## AIM
Reproduce the entries below verbatim, from their first line up to and including the line that contains "Decompose this screenshot", and omit the pictures from your reproduction.

## INPUT RECORDS
▬▬▬▬▬▬▬▬▬▬

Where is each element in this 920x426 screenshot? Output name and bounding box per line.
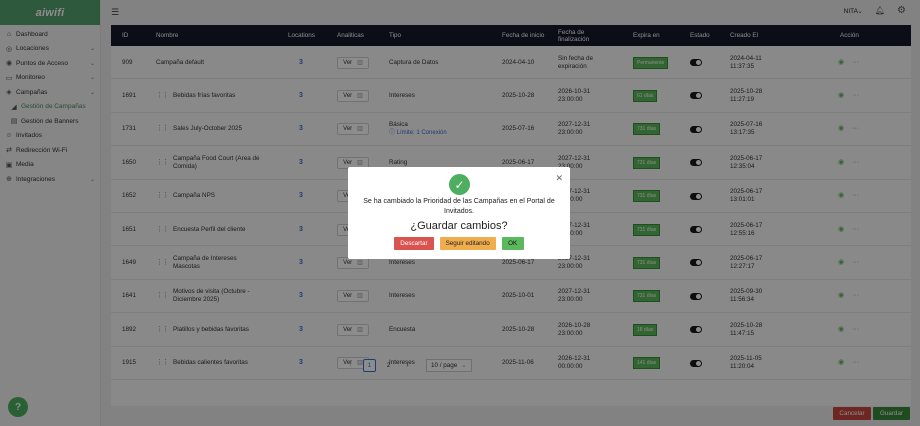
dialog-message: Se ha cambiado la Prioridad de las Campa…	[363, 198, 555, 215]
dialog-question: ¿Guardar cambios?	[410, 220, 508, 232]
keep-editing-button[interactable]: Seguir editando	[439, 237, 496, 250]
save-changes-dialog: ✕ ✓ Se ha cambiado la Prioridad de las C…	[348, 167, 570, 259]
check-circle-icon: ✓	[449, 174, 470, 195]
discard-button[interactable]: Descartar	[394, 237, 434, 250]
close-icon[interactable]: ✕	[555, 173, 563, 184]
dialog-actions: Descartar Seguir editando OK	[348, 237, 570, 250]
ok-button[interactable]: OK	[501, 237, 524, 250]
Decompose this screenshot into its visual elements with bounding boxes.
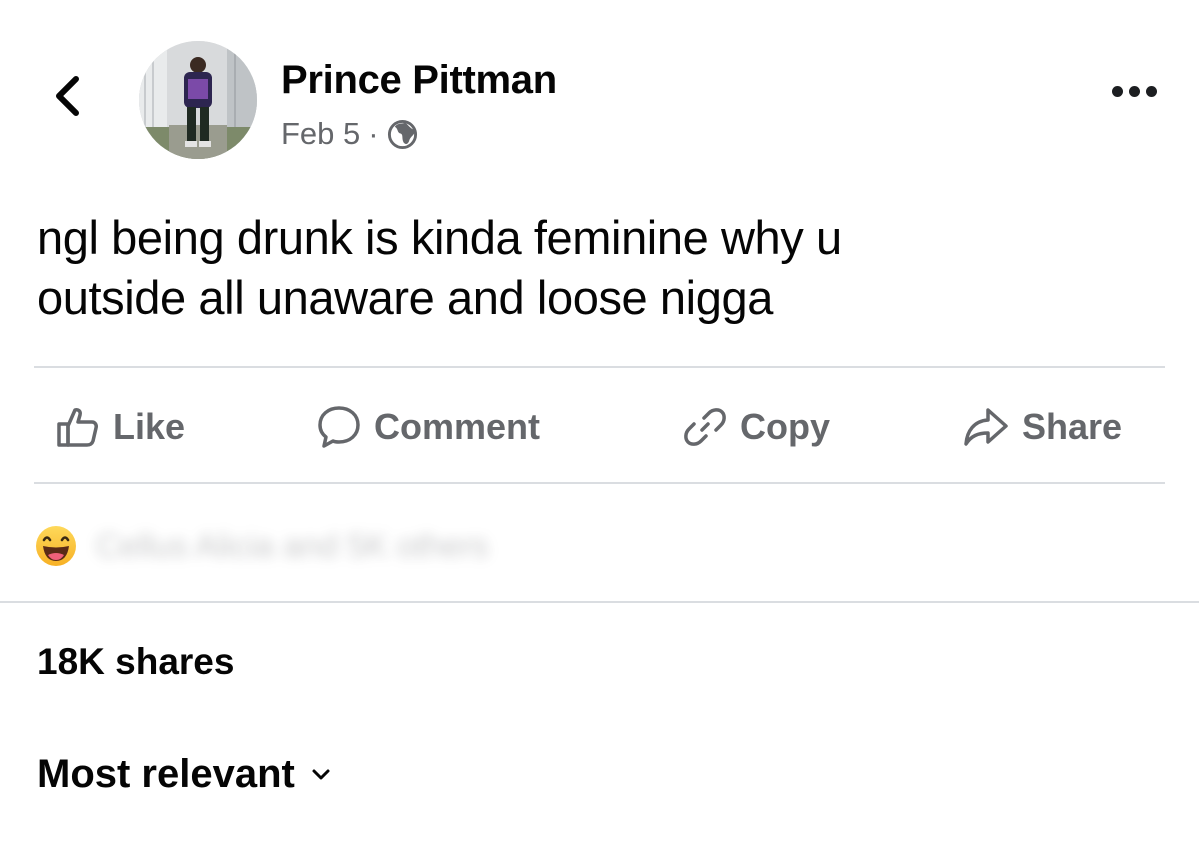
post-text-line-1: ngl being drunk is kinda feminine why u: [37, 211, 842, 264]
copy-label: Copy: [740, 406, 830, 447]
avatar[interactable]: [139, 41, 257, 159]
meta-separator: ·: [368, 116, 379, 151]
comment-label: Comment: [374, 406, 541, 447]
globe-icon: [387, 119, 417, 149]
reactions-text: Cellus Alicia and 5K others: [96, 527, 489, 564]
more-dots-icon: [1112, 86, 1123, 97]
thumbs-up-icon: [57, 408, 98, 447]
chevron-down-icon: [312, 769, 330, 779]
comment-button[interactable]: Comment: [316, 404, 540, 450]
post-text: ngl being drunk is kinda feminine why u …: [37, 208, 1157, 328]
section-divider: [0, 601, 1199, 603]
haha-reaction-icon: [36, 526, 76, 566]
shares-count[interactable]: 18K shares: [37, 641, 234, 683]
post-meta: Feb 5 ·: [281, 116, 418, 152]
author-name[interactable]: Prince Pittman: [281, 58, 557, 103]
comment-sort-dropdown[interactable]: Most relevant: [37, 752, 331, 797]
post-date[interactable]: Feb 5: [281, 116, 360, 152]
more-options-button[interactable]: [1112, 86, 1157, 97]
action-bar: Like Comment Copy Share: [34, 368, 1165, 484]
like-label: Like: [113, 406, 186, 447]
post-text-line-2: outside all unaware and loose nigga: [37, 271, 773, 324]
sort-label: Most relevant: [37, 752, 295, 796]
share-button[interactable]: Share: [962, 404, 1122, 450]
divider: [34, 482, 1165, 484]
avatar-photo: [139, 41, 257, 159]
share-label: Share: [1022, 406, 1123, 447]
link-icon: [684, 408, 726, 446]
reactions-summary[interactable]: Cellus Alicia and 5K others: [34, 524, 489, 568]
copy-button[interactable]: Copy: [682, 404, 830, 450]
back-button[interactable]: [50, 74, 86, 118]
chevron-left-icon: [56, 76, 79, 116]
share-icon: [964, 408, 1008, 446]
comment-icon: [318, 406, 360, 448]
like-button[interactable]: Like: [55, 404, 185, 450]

▬▬▬▬▬▬▬▬▬▬

## COMPLETED TASK
Where is each element in this 920x426 screenshot? Output name and bounding box per line.
dialog-message: Se ha cambiado la Prioridad de las Campa…	[363, 198, 555, 215]
dialog-question: ¿Guardar cambios?	[410, 220, 508, 232]
keep-editing-button[interactable]: Seguir editando	[439, 237, 496, 250]
save-changes-dialog: ✕ ✓ Se ha cambiado la Prioridad de las C…	[348, 167, 570, 259]
check-circle-icon: ✓	[449, 174, 470, 195]
discard-button[interactable]: Descartar	[394, 237, 434, 250]
close-icon[interactable]: ✕	[555, 173, 563, 184]
dialog-actions: Descartar Seguir editando OK	[348, 237, 570, 250]
ok-button[interactable]: OK	[501, 237, 524, 250]
Decompose this screenshot into its visual elements with bounding boxes.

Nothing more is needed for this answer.